• **The problem**: Find each line holding "انسانی" and copy it out.

Stored records:
## START

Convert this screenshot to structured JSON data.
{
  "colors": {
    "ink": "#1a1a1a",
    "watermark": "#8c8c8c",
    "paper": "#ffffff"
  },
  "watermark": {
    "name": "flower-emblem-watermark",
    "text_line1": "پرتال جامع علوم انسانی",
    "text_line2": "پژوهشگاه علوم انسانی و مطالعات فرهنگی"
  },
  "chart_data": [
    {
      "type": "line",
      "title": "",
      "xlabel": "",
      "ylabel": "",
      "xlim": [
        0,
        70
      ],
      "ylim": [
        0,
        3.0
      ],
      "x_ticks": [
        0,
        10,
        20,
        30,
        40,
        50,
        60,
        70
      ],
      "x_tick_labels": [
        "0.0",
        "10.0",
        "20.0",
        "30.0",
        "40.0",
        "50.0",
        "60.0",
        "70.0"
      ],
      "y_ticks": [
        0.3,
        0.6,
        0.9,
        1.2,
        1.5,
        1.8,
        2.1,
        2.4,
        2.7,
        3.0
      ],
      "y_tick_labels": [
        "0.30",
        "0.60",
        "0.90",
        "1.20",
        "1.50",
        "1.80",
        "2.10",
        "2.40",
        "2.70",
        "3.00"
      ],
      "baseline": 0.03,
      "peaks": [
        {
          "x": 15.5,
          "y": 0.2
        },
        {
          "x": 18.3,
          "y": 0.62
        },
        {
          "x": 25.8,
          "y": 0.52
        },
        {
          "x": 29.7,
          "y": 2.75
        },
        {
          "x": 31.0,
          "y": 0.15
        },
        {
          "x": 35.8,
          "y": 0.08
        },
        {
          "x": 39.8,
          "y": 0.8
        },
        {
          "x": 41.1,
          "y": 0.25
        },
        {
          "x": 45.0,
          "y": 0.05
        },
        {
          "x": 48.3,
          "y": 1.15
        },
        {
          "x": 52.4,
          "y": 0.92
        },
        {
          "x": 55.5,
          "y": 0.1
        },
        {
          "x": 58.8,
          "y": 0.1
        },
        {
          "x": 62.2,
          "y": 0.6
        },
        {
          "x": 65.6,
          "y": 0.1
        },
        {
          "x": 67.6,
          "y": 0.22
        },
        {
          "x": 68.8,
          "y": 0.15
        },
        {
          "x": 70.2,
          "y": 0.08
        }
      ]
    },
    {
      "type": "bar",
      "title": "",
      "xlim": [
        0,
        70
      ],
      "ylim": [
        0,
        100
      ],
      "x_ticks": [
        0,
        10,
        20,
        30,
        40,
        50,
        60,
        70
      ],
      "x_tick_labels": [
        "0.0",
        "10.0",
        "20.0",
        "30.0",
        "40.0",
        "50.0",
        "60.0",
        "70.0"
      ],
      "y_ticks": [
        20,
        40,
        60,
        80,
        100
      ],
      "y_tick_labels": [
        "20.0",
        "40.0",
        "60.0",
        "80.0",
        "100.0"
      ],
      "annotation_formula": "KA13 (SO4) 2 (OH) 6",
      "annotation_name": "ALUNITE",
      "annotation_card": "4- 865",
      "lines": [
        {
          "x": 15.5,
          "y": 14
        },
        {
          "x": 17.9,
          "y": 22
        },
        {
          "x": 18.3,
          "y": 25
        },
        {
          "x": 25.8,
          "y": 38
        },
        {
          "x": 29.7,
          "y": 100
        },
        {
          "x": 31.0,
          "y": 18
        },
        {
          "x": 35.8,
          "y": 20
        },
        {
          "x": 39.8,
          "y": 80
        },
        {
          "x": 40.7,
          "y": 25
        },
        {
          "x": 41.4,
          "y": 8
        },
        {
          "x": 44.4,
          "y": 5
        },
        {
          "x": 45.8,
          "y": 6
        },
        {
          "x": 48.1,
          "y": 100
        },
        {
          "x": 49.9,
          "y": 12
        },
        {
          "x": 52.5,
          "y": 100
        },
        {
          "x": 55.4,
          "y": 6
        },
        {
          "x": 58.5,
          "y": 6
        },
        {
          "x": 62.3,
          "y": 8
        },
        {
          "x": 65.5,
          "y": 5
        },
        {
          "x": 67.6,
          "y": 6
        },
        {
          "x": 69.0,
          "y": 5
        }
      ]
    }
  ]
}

## END

• **Result of the exercise**:
    "text_line1": "پرتال جامع علوم انسانی",
    "text_line2": "پژوهشگاه علوم انسانی و مطالعات فرهنگی"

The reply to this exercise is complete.